--- Records supplied ---

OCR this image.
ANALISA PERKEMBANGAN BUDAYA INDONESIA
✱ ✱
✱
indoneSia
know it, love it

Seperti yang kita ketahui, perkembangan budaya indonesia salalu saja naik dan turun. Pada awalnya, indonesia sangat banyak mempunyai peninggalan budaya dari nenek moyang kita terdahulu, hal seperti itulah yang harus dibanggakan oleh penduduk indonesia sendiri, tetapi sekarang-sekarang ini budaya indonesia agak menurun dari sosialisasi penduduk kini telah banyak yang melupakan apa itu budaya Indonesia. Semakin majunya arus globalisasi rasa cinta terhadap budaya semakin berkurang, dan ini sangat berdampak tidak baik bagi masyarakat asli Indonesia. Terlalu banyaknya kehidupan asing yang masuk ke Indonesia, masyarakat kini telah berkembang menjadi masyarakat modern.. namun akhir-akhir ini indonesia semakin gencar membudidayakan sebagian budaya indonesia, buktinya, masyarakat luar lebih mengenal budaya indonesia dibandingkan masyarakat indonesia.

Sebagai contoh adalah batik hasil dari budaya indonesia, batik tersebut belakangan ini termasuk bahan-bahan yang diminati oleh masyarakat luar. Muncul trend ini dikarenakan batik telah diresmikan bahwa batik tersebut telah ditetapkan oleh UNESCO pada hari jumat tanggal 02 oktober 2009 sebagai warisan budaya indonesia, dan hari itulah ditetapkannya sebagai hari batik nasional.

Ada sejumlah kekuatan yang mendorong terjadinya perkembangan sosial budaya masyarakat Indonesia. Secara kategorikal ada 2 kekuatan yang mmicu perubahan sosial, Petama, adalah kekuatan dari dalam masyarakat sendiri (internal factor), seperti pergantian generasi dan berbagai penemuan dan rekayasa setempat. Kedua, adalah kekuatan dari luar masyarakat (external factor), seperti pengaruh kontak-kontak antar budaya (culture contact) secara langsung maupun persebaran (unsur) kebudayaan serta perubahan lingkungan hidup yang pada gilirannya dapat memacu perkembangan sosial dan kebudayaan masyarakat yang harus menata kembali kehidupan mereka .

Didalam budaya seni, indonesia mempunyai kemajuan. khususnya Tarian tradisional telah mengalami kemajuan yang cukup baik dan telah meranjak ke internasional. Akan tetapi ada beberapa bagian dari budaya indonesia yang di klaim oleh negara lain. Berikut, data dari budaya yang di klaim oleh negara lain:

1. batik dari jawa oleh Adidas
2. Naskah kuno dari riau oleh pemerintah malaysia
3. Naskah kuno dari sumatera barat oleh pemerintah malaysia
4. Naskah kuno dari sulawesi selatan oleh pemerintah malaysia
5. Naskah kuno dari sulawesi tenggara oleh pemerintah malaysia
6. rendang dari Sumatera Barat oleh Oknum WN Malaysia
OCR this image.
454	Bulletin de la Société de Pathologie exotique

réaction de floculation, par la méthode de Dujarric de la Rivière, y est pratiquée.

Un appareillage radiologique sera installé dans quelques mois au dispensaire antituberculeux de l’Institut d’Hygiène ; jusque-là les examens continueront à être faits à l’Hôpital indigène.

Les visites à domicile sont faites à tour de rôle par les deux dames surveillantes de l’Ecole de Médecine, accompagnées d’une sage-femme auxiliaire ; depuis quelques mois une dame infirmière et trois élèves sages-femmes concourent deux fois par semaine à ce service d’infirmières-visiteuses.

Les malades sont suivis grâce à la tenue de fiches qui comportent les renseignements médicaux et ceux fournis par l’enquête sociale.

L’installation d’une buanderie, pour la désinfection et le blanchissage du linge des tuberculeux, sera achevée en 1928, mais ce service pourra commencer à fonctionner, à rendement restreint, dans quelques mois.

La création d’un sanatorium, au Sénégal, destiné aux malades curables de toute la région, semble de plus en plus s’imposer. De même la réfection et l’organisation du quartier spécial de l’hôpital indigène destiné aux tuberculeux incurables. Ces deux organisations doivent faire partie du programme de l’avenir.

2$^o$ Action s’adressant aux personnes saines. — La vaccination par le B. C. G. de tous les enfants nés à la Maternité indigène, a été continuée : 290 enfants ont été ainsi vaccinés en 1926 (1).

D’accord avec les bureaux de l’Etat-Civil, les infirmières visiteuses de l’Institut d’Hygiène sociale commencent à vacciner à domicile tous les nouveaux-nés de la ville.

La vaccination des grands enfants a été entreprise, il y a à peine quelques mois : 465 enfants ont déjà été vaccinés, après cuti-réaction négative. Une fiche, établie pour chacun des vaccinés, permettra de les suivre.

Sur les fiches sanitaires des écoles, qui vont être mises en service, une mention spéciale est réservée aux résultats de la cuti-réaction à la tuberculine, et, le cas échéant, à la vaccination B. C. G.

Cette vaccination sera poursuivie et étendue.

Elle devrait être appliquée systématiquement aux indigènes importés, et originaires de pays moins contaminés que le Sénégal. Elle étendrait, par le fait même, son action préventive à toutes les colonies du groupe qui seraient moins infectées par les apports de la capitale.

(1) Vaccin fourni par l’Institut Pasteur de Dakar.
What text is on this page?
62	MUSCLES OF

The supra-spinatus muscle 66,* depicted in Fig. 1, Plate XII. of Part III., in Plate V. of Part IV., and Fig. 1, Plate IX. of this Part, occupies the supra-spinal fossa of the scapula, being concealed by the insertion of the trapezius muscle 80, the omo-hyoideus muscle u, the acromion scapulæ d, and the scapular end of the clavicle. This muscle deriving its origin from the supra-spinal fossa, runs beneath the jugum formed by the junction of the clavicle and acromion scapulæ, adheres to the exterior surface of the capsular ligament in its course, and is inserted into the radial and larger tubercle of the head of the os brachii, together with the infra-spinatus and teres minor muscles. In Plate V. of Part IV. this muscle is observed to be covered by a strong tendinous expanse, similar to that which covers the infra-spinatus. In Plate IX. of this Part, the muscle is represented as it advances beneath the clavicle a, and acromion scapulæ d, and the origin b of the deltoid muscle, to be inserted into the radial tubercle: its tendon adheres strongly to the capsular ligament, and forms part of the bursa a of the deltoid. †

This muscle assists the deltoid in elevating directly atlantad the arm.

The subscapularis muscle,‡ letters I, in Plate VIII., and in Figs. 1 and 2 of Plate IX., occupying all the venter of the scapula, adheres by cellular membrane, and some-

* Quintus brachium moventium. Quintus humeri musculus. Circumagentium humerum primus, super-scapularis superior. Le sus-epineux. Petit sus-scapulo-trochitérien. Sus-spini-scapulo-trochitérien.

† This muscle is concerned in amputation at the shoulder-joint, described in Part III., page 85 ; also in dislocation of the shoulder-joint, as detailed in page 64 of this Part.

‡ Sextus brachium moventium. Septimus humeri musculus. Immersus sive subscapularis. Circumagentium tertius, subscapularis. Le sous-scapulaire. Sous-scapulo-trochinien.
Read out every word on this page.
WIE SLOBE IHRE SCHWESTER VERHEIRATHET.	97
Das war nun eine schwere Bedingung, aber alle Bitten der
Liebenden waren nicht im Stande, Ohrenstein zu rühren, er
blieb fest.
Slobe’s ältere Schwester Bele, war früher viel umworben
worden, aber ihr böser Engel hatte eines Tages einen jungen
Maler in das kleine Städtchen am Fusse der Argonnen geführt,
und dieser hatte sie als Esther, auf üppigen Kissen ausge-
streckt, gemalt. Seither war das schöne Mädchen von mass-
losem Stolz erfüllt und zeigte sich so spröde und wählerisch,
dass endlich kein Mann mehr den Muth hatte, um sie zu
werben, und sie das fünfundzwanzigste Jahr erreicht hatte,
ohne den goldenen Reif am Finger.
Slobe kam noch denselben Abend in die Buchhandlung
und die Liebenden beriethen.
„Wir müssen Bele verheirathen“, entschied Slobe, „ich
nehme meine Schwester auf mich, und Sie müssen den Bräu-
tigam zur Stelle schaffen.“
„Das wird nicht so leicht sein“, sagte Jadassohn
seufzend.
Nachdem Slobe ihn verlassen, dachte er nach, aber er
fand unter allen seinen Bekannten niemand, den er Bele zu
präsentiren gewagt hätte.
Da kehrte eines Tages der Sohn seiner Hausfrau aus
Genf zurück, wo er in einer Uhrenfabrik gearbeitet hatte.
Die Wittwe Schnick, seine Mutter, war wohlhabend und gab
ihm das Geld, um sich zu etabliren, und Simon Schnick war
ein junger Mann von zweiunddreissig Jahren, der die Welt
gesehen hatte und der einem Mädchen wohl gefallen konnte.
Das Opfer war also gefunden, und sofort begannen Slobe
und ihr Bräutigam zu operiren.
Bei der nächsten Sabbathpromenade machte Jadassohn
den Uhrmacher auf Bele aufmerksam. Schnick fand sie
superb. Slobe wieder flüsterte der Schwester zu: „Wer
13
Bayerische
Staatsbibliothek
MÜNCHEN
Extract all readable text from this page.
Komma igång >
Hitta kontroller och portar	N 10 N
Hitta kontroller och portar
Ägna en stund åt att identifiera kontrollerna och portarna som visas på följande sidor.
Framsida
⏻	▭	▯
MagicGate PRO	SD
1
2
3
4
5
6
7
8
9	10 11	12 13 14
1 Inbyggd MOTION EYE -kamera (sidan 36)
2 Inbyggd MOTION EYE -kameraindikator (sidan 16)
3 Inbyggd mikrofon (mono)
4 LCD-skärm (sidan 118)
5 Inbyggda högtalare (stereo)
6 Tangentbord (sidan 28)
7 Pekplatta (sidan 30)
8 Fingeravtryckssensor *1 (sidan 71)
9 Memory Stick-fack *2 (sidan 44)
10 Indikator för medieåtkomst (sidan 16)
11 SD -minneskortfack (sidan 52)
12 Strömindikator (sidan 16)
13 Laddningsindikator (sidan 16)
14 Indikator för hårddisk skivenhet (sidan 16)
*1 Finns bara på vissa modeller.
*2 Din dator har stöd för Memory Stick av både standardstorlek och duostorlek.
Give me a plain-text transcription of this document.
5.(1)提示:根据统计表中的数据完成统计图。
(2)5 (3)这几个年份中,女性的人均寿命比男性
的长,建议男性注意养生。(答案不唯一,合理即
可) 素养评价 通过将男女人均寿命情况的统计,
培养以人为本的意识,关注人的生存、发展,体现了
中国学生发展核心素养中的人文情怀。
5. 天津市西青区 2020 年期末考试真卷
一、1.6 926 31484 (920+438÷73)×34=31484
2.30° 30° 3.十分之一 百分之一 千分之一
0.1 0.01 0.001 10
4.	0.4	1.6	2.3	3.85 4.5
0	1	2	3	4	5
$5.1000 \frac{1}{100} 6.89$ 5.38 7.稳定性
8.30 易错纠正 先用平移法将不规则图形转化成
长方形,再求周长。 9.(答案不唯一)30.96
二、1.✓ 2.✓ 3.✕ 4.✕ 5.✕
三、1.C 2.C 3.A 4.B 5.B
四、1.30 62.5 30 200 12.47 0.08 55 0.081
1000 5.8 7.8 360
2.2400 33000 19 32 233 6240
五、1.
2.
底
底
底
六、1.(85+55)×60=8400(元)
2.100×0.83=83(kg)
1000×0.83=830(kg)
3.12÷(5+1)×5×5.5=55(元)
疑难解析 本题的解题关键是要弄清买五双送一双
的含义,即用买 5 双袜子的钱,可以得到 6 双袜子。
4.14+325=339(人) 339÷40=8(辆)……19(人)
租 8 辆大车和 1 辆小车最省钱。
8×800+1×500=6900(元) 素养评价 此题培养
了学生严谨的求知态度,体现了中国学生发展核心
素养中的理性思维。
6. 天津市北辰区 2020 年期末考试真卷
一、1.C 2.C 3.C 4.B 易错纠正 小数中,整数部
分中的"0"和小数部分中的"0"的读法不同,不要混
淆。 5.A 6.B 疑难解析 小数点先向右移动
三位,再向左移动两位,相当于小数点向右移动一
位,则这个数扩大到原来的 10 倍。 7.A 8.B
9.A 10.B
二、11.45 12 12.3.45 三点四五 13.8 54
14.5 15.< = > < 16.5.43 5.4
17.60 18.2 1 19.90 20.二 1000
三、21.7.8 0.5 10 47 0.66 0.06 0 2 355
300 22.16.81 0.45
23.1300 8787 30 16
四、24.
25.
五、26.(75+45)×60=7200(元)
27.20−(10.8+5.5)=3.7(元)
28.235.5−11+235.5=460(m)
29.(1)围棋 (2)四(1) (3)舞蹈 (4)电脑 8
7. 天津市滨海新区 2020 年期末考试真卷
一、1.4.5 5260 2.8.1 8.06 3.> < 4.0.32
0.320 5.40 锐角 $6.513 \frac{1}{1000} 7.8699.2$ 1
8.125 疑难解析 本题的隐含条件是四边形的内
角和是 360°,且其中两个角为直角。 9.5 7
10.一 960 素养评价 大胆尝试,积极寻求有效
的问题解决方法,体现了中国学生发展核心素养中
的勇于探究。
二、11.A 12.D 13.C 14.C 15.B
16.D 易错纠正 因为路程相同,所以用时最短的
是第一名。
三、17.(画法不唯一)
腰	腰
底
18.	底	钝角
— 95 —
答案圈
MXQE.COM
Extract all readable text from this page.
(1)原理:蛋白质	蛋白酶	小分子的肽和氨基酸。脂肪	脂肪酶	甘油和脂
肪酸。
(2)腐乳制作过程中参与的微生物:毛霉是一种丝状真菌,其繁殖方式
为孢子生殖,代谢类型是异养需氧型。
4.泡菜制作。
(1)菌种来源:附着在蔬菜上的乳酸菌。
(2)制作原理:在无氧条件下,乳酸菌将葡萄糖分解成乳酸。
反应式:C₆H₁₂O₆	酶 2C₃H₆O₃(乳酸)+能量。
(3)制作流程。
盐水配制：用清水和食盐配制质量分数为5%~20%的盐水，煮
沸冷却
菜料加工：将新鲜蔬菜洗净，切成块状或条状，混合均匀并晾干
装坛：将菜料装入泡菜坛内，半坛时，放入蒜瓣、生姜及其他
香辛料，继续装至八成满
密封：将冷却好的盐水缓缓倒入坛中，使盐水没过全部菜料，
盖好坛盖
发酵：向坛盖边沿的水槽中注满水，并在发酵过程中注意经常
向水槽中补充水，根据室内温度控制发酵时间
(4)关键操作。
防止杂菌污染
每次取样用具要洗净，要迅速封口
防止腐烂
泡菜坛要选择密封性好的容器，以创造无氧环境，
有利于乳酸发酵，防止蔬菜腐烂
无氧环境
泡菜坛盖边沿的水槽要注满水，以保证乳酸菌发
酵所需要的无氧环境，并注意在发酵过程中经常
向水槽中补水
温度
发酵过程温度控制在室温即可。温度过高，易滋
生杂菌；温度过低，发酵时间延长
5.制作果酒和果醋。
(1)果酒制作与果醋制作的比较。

---

Look through the entries above for the word "itulah". Copy every line where it shows up.

Seperti yang kita ketahui, perkembangan budaya indonesia salalu saja naik dan turun. Pada awalnya, indonesia sangat banyak mempunyai peninggalan budaya dari nenek moyang kita terdahulu, hal seperti itulah yang harus dibanggakan oleh penduduk indonesia sendiri, tetapi sekarang-sekarang ini budaya indonesia agak menurun dari sosialisasi penduduk kini telah banyak yang melupakan apa itu budaya Indonesia. Semakin majunya arus globalisasi rasa cinta terhadap budaya semakin berkurang, dan ini sangat berdampak tidak baik bagi masyarakat asli Indonesia. Terlalu banyaknya kehidupan asing yang masuk ke Indonesia, masyarakat kini telah berkembang menjadi masyarakat modern.. namun akhir-akhir ini indonesia semakin gencar membudidayakan sebagian budaya indonesia, buktinya, masyarakat luar lebih mengenal budaya indonesia dibandingkan masyarakat indonesia.
Sebagai contoh adalah batik hasil dari budaya indonesia, batik tersebut belakangan ini termasuk bahan-bahan yang diminati oleh masyarakat luar. Muncul trend ini dikarenakan batik telah diresmikan bahwa batik tersebut telah ditetapkan oleh UNESCO pada hari jumat tanggal 02 oktober 2009 sebagai warisan budaya indonesia, dan hari itulah ditetapkannya sebagai hari batik nasional.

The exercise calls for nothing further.